- WHAT THE TASK ASKS: Reply with nothing except the number of lines that contain the word "轴的另一个交点为".

- DATA PROVIDED:
[start]

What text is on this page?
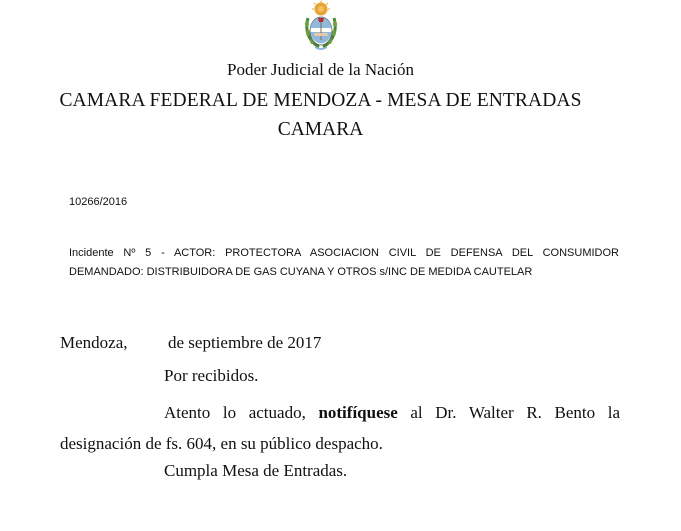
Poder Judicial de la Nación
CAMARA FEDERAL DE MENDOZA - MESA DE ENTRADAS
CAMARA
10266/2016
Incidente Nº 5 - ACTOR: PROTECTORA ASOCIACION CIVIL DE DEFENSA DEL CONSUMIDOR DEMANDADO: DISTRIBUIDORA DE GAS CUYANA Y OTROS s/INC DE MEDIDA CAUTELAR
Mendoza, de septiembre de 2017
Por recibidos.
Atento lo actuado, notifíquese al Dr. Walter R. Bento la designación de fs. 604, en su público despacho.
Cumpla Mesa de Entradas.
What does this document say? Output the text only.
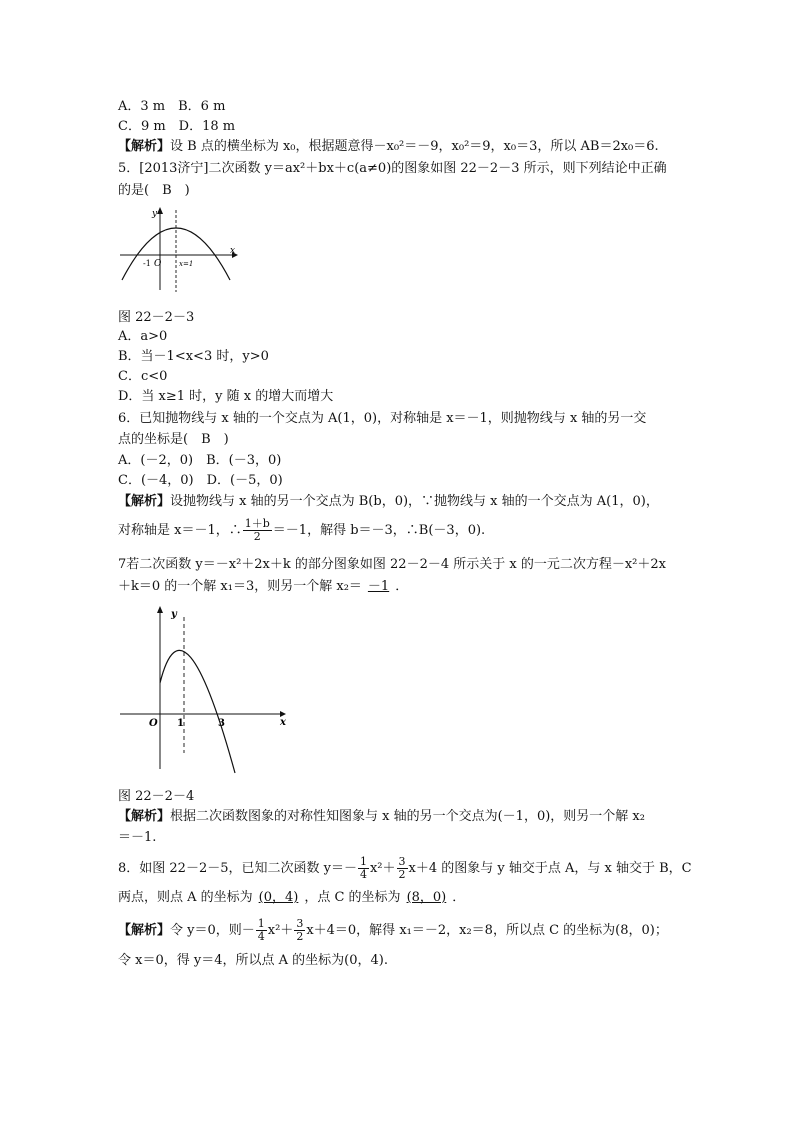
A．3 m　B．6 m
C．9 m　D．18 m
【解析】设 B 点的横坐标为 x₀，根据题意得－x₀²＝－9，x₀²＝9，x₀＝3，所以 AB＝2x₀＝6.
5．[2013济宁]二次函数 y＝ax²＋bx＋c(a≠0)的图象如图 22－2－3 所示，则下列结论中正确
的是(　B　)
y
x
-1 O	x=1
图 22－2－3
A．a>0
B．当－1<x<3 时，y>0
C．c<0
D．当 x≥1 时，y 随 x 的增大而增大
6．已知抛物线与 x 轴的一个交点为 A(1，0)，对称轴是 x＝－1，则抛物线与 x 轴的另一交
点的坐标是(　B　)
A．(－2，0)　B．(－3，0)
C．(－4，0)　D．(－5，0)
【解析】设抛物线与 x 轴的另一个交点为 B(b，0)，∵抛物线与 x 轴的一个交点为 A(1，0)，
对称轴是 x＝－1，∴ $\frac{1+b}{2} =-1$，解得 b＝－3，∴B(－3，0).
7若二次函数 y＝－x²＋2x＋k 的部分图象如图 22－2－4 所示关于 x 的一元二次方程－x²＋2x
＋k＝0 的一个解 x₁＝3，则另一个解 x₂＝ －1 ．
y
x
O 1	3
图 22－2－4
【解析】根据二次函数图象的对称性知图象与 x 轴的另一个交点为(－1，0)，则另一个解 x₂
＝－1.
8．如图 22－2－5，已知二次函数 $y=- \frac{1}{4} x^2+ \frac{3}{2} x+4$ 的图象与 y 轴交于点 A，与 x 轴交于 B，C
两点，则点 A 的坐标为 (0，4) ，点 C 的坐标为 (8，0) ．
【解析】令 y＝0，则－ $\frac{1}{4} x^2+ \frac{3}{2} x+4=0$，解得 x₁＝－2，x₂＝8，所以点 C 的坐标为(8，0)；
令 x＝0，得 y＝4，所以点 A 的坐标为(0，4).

[end]

- ANSWER TO THE TASK: 2